- [Page extract]
Attached files

file filename
EX-8 - EX-8 - WELLTOWER INC.d406346dex8.htm
EX-5 - EX-5 - WELLTOWER INC.d406346dex5.htm
EX-1.2 - EX-1.2 - WELLTOWER INC.d406346dex12.htm
EX-1.1 - EX-1.1 - WELLTOWER INC.d406346dex11.htm

 

 

UNITED STATES

SECURITIES AND EXCHANGE COMMISSION

Washington, D.C. 20549

 

 

 

FORM 8-K

 

 

 

CURRENT REPORT

Pursuant to Section 13 OR 15(d)

of the Securities Exchange Act of 1934

Date of Report (Date of earliest event reported): July 31, 2017

 

 

 

Welltower Inc.

(Exact name of registrant as specified in its charter)

 

 

 

Delaware   1-8923   34-1096634

(State or other jurisdiction

of incorporation)

 

(Commission

File Number)

 

(IRS Employer

Identification No.)

 

4500 Dorr Street, Toledo, Ohio   43615
(Address of principal executive offices)   (Zip Code)

Registrant’s telephone number, including area code: (419) 247-2800

Not Applicable

(Former name or former address, if changed since last report.)

 

 

 

Check the appropriate box below if the Form 8-K filing is intended to simultaneously satisfy the filing obligation of the registrant under any of the following provisions:

 

Written communications pursuant to Rule 425 under the Securities Act (17 CFR 230.425)

 

Soliciting material pursuant to Rule 14a-12 under the Exchange Act (17 CFR 240.14a-12)

 

Pre-commencement communications pursuant to Rule 14d-2(b) under the Exchange Act (17 CFR 240.14d-2(b))

 

Pre-commencement communications pursuant to Rule 13e-4(c) under the Exchange Act (17 CFR 240.13e-4(c))

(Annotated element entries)
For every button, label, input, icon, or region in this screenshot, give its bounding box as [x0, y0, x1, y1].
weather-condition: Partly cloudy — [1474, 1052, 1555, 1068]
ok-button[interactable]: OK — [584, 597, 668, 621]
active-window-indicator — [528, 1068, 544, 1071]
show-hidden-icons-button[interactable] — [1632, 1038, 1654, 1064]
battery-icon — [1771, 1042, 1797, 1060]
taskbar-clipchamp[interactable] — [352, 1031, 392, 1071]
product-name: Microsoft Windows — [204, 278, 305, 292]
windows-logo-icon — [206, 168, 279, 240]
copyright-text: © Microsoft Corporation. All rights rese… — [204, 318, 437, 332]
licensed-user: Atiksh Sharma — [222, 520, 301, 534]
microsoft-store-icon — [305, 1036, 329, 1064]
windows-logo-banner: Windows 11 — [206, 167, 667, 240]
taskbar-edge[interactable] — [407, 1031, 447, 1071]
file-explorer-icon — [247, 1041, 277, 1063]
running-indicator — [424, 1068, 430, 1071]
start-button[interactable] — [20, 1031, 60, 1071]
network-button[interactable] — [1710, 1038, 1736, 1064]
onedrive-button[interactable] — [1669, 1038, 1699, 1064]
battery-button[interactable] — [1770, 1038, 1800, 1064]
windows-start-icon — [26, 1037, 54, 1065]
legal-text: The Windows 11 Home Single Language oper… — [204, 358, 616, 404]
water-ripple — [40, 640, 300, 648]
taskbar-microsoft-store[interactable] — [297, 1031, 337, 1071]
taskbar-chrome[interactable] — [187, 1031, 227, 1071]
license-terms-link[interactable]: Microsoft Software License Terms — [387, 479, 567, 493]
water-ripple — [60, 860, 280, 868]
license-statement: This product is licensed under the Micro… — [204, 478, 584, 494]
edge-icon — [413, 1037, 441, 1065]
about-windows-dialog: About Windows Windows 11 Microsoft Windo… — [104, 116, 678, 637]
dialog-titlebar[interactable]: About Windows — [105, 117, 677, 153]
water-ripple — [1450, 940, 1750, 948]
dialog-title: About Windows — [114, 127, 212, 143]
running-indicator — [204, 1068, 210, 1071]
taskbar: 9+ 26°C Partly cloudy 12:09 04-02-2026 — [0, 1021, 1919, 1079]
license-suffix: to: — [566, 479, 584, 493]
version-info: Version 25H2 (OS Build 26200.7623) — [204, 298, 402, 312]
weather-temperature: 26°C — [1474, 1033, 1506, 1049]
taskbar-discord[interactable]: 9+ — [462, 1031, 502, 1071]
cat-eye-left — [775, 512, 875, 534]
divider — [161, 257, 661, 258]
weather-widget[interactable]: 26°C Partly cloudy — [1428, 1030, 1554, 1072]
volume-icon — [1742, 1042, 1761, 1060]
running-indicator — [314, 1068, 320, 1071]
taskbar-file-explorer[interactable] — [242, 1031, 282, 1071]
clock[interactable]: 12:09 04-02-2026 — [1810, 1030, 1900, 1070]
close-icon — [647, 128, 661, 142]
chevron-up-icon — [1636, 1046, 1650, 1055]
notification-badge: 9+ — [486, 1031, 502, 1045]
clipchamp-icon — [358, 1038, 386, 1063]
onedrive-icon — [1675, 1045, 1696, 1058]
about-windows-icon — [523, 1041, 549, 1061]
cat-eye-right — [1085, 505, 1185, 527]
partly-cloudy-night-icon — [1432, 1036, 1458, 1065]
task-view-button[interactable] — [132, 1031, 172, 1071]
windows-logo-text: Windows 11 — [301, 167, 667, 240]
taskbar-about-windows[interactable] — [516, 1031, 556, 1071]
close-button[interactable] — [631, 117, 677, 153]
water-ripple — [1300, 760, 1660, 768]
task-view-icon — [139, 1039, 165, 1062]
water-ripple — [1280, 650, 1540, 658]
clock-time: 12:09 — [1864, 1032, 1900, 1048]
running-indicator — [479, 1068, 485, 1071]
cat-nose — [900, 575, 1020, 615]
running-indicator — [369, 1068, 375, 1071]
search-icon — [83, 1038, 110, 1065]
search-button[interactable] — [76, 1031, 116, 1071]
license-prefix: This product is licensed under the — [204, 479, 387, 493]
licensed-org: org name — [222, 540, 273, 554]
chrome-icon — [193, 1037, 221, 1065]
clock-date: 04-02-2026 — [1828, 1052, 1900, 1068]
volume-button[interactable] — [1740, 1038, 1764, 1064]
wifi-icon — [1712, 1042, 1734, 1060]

- [Tasks and exercises]
A - In the records, take the part from the first line through the line containing "edge-icon — [413, 1037, 441, 1065]" and write it out again with "water-ripple" swapped for "wave-line" everywhere. Leave everything else as it is.
B - Resume the Form 8-K filing after its last line.

- [Response list]
A -
For every button, label, input, icon, or region in this screenshot, give its bounding box as [x0, y0, x1, y1].
weather-condition: Partly cloudy — [1474, 1052, 1555, 1068]
ok-button[interactable]: OK — [584, 597, 668, 621]
active-window-indicator — [528, 1068, 544, 1071]
show-hidden-icons-button[interactable] — [1632, 1038, 1654, 1064]
battery-icon — [1771, 1042, 1797, 1060]
taskbar-clipchamp[interactable] — [352, 1031, 392, 1071]
product-name: Microsoft Windows — [204, 278, 305, 292]
windows-logo-icon — [206, 168, 279, 240]
copyright-text: © Microsoft Corporation. All rights rese… — [204, 318, 437, 332]
licensed-user: Atiksh Sharma — [222, 520, 301, 534]
microsoft-store-icon — [305, 1036, 329, 1064]
windows-logo-banner: Windows 11 — [206, 167, 667, 240]
taskbar-edge[interactable] — [407, 1031, 447, 1071]
file-explorer-icon — [247, 1041, 277, 1063]
running-indicator — [424, 1068, 430, 1071]
start-button[interactable] — [20, 1031, 60, 1071]
network-button[interactable] — [1710, 1038, 1736, 1064]
onedrive-button[interactable] — [1669, 1038, 1699, 1064]
battery-button[interactable] — [1770, 1038, 1800, 1064]
windows-start-icon — [26, 1037, 54, 1065]
legal-text: The Windows 11 Home Single Language oper… — [204, 358, 616, 404]
wave-line — [40, 640, 300, 648]
taskbar-microsoft-store[interactable] — [297, 1031, 337, 1071]
taskbar-chrome[interactable] — [187, 1031, 227, 1071]
license-terms-link[interactable]: Microsoft Software License Terms — [387, 479, 567, 493]
wave-line — [60, 860, 280, 868]
license-statement: This product is licensed under the Micro… — [204, 478, 584, 494]
edge-icon — [413, 1037, 441, 1065]

B -
Indicate by check mark whether the registrant is an emerging growth company as defined in Rule 405 of the Securities Act of 1933 (§230.405 of this chapter) or Rule 12b-2 of the Securities Exchange Act of 1934 (§240.12b-2 of this chapter).

Emerging growth company    ☐

If an emerging growth company, indicate by check mark if the registrant has elected not to use the extended transition period for complying with any new or revised financial accounting standards provided pursuant to Section 13(a) of the Exchange Act.  ☐

 

 

 


Item 8.01 Other Events.

On July 31, 2017, in connection with its Registration Statement on Form S-3 (File No. 333-203802), effective May 1, 2015, Welltower Inc. (the “Company”) entered into separate amended and restated equity distribution agreements (collectively, the “Equity Distribution Agreements”) with each of Morgan Stanley & Co. LLC, Merrill Lynch, Pierce, Fenner & Smith Incorporated, Goldman Sachs & Co. LLC, UBS Securities LLC and Wells Fargo Securities, LLC (when acting in this capacity, individually, a “Sales Agent” and collectively, the “Sales Agents) as sales agents relating to issuances, offers and sales of shares of the Company’s common stock, par value $1.00 per share (the “Common Stock”). The Company has offered and sold through the Sales Agents under the prior equity distribution agreements 2,986,574 shares of its Common Stock having an aggregate sales price of $215,916,998, and, as a result, $784,083,001 remains available for issuance under the Equity Distribution Agreements.

In accordance with the terms of the Equity Distribution Agreements, the Company may offer and sell up to $784,083,001 of its Common Stock (together with shares of Common Stock that may be sold pursuant to the forward sale agreements described below, the “Shares”) from time to time through any of the Sales Agents (acting in their capacity as Sales Agents or as Forward Sellers, as described below), as its agents for the offer and sale of the Shares.

Concurrently with entry into the Equity Distribution Agreements, the Company entered into separate master forward sale confirmations (collectively, the “Master Forward Sale Confirmations”) between the Company and each of Morgan Stanley & Co. LLC, Bank of America, N.A., Goldman Sachs & Co. LLC, UBS AG, London Branch and Wells Fargo Bank, National Association (when acting in this capacity, individually, a “Forward Purchaser” and collectively, the “Forward Purchasers”).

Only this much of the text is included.